— begin Entries provided —

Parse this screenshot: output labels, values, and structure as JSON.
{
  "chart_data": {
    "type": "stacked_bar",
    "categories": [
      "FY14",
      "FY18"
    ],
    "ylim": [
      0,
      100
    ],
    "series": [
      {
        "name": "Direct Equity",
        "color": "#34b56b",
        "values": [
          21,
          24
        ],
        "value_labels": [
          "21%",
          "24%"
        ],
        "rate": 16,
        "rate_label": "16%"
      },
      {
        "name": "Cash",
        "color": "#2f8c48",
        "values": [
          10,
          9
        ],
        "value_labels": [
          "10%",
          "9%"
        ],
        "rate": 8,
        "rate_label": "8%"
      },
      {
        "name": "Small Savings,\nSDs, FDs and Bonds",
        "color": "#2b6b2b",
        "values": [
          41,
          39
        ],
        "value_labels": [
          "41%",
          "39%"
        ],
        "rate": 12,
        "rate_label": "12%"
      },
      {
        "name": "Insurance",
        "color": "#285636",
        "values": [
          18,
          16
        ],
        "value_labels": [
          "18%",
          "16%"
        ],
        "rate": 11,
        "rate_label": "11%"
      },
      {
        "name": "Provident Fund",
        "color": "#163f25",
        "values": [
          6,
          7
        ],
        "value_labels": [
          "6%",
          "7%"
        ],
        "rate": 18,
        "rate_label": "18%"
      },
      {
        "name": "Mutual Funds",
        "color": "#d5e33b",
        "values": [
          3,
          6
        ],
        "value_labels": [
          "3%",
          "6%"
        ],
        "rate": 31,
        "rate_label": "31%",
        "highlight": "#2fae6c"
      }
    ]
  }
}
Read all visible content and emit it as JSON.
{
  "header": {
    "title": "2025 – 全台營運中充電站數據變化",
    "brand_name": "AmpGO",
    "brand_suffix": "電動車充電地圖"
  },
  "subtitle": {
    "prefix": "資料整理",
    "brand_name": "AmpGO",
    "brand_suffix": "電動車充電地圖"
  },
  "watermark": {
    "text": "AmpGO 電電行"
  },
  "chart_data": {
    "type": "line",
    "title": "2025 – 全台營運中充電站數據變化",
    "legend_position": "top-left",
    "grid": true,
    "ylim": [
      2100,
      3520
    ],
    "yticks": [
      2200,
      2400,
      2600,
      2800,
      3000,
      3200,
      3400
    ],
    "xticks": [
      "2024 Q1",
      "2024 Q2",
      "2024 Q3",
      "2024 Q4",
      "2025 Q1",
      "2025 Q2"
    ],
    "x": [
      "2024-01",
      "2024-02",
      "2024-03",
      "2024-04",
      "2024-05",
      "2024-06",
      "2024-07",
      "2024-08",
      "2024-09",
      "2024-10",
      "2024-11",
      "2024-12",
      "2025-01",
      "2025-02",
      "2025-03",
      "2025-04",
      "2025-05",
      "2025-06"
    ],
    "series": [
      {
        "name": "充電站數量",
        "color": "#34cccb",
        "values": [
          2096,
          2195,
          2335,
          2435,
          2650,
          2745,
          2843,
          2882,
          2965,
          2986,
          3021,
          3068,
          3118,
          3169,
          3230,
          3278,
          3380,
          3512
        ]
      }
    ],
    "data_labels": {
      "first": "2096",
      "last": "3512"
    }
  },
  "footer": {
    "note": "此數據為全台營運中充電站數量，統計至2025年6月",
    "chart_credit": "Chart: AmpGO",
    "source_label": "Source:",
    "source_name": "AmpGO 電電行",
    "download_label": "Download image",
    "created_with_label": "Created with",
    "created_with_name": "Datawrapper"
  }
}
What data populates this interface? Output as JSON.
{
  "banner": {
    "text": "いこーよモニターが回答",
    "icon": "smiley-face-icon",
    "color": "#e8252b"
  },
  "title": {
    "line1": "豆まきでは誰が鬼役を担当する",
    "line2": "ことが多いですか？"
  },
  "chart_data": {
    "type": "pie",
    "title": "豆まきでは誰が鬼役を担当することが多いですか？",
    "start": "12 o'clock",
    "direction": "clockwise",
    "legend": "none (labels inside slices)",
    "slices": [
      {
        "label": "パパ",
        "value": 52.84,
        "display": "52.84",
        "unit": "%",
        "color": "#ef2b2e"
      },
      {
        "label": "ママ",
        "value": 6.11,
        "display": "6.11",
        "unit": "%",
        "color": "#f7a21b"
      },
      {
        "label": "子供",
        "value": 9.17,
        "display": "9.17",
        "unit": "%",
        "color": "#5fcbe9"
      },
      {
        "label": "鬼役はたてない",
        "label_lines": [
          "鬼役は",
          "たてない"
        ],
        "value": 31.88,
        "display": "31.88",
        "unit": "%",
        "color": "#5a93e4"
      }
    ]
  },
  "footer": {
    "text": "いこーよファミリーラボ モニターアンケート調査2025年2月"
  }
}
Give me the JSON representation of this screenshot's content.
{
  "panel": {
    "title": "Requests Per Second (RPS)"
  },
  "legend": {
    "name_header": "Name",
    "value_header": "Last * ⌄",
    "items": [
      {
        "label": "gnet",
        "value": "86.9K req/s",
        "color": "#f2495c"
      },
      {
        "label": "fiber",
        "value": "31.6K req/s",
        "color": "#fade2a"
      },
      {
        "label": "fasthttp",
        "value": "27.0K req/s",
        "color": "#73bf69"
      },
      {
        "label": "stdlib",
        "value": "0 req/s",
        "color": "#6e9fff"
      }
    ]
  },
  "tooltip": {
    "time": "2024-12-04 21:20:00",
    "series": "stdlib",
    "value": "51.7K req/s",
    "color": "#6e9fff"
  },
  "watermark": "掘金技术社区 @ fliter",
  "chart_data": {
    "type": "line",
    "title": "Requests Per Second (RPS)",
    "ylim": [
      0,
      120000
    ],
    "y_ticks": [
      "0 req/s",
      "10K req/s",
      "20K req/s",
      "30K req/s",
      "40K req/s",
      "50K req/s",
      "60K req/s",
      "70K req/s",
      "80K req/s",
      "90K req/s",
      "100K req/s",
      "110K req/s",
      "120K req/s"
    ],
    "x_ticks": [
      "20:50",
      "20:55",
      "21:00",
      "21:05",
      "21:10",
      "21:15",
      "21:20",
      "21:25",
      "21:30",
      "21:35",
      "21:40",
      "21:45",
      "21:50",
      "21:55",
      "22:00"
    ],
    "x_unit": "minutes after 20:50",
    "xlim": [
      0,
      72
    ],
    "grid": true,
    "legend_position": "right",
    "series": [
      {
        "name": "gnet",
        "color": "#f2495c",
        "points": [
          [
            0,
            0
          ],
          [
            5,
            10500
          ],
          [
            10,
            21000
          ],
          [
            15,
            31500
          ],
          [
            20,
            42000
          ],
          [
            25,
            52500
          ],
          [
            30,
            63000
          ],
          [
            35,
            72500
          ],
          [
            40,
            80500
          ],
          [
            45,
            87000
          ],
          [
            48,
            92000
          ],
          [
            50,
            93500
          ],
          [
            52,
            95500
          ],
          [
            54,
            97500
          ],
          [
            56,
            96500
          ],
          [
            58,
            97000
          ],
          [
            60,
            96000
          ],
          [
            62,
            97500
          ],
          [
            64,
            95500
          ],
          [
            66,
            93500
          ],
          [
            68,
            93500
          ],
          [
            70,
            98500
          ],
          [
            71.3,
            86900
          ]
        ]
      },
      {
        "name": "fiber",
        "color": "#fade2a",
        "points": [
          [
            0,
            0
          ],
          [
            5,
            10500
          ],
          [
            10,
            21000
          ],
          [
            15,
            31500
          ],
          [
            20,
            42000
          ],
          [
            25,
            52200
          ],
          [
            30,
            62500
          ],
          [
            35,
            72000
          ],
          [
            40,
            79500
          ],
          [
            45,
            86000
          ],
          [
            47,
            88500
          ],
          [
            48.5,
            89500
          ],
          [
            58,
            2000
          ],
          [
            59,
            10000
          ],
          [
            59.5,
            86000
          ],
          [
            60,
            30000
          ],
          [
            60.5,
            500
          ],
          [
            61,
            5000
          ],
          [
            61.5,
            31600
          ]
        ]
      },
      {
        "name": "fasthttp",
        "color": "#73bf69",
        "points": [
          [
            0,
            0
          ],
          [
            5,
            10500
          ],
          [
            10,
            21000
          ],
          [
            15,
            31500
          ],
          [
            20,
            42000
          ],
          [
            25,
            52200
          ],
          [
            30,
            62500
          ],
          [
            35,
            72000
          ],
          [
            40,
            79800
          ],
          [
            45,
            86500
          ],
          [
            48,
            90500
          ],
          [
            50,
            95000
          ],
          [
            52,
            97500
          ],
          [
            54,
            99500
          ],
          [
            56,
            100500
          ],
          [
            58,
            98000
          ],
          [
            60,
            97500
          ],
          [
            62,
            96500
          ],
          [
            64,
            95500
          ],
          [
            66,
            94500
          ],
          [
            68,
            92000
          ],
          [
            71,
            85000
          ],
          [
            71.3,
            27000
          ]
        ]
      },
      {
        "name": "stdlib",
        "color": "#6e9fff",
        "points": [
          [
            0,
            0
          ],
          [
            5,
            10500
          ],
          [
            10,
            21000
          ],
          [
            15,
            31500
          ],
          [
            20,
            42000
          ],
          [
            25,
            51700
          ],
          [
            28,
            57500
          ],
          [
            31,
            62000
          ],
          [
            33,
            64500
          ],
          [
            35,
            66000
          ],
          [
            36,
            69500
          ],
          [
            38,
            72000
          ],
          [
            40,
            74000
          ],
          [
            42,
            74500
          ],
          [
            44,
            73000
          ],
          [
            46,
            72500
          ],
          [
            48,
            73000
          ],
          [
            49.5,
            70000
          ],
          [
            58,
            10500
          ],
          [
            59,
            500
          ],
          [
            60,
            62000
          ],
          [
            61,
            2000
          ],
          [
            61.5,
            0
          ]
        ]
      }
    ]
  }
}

— end Entries provided —

▶ [What is asked]: Looking at the listing above, how many of its lines contain the string "slices"? Give the number alone.

▶ [Result below]: 2